====== Dataset content

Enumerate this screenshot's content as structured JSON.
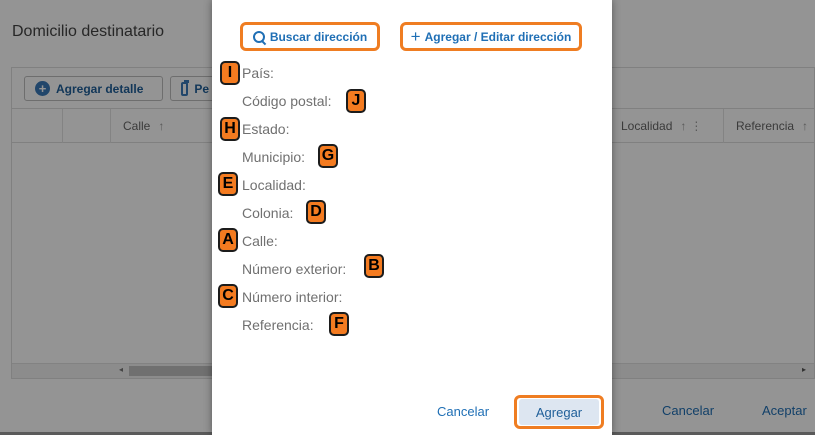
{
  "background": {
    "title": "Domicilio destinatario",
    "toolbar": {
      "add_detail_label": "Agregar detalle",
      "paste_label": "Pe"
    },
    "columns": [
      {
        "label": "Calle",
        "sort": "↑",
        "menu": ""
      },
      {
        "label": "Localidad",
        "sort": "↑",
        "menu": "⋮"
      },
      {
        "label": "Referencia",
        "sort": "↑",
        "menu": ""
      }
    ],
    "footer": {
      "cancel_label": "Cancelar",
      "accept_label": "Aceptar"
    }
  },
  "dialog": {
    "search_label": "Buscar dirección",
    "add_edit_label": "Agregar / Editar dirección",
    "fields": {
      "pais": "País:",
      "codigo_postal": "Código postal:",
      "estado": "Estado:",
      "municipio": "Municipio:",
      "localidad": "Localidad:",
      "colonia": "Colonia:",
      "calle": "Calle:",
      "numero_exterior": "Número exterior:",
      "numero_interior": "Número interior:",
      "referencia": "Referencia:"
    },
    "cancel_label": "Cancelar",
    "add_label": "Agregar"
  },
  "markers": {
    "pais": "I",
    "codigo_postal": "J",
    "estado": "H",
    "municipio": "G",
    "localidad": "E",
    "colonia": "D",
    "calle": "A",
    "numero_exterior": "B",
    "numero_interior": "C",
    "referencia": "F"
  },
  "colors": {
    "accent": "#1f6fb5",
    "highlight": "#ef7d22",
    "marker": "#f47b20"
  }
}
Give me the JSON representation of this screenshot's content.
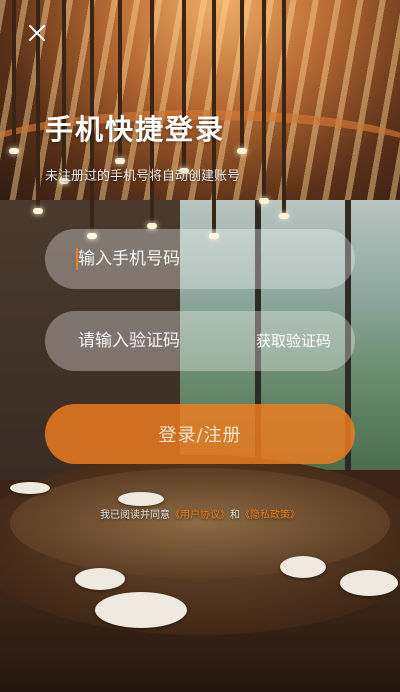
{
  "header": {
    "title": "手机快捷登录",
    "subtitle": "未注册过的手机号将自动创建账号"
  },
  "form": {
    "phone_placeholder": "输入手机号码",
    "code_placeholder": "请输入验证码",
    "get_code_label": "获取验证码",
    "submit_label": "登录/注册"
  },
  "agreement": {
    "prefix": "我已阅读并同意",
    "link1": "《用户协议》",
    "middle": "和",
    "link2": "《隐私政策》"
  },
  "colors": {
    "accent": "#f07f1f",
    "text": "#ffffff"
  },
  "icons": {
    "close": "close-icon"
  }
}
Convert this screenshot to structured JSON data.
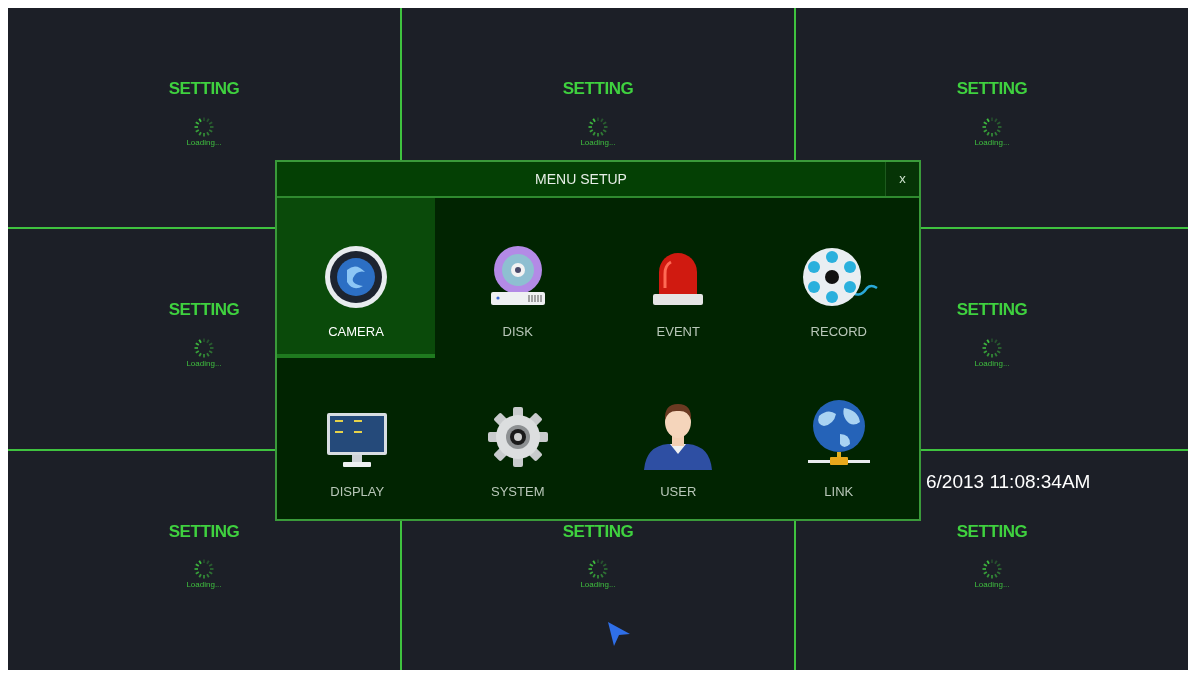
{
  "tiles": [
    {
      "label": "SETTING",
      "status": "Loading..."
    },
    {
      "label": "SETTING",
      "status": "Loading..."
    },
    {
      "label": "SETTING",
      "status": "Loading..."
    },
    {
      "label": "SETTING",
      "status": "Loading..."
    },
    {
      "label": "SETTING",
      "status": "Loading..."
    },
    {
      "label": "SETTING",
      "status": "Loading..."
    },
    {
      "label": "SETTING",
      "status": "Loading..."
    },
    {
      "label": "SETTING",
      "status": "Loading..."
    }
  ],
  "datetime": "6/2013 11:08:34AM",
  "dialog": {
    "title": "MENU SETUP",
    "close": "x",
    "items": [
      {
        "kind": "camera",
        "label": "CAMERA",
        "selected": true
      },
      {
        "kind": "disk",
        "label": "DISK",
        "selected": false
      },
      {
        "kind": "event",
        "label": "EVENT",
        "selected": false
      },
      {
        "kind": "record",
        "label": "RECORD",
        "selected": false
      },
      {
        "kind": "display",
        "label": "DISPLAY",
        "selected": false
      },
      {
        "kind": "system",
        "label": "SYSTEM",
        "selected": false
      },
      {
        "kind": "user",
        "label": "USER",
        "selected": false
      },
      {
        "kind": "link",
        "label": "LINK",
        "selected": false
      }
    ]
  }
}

============

* **Directions for this task**: Transcribe the material as is, with images omitted.

* **Written answer**:
Enumerate this screenshot's content as structured JSON.
{
  "background": {
    "title": "Domicilio destinatario",
    "toolbar": {
      "add_detail_label": "Agregar detalle",
      "paste_label": "Pe"
    },
    "columns": [
      {
        "label": "Calle",
        "sort": "↑",
        "menu": ""
      },
      {
        "label": "Localidad",
        "sort": "↑",
        "menu": "⋮"
      },
      {
        "label": "Referencia",
        "sort": "↑",
        "menu": ""
      }
    ],
    "footer": {
      "cancel_label": "Cancelar",
      "accept_label": "Aceptar"
    }
  },
  "dialog": {
    "search_label": "Buscar dirección",
    "add_edit_label": "Agregar / Editar dirección",
    "fields": {
      "pais": "País:",
      "codigo_postal": "Código postal:",
      "estado": "Estado:",
      "municipio": "Municipio:",
      "localidad": "Localidad:",
      "colonia": "Colonia:",
      "calle": "Calle:",
      "numero_exterior": "Número exterior:",
      "numero_interior": "Número interior:",
      "referencia": "Referencia:"
    },
    "cancel_label": "Cancelar",
    "add_label": "Agregar"
  },
  "markers": {
    "pais": "I",
    "codigo_postal": "J",
    "estado": "H",
    "municipio": "G",
    "localidad": "E",
    "colonia": "D",
    "calle": "A",
    "numero_exterior": "B",
    "numero_interior": "C",
    "referencia": "F"
  },
  "colors": {
    "accent": "#1f6fb5",
    "highlight": "#ef7d22",
    "marker": "#f47b20"
  }
}
Give me the JSON representation of this screenshot's content.
{
  "header": {
    "title": "手机快捷登录",
    "subtitle": "未注册过的手机号将自动创建账号"
  },
  "form": {
    "phone_placeholder": "输入手机号码",
    "code_placeholder": "请输入验证码",
    "get_code_label": "获取验证码",
    "submit_label": "登录/注册"
  },
  "agreement": {
    "prefix": "我已阅读并同意",
    "link1": "《用户协议》",
    "middle": "和",
    "link2": "《隐私政策》"
  },
  "colors": {
    "accent": "#f07f1f",
    "text": "#ffffff"
  },
  "icons": {
    "close": "close-icon"
  }
}
Convert this screenshot to structured JSON data.
{
  "tiles": [
    {
      "label": "SETTING",
      "status": "Loading..."
    },
    {
      "label": "SETTING",
      "status": "Loading..."
    },
    {
      "label": "SETTING",
      "status": "Loading..."
    },
    {
      "label": "SETTING",
      "status": "Loading..."
    },
    {
      "label": "SETTING",
      "status": "Loading..."
    },
    {
      "label": "SETTING",
      "status": "Loading..."
    },
    {
      "label": "SETTING",
      "status": "Loading..."
    },
    {
      "label": "SETTING",
      "status": "Loading..."
    }
  ],
  "datetime": "6/2013 11:08:34AM",
  "dialog": {
    "title": "MENU SETUP",
    "close": "x",
    "items": [
      {
        "kind": "camera",
        "label": "CAMERA",
        "selected": true
      },
      {
        "kind": "disk",
        "label": "DISK",
        "selected": false
      },
      {
        "kind": "event",
        "label": "EVENT",
        "selected": false
      },
      {
        "kind": "record",
        "label": "RECORD",
        "selected": false
      },
      {
        "kind": "display",
        "label": "DISPLAY",
        "selected": false
      },
      {
        "kind": "system",
        "label": "SYSTEM",
        "selected": false
      },
      {
        "kind": "user",
        "label": "USER",
        "selected": false
      },
      {
        "kind": "link",
        "label": "LINK",
        "selected": false
      }
    ]
  }
}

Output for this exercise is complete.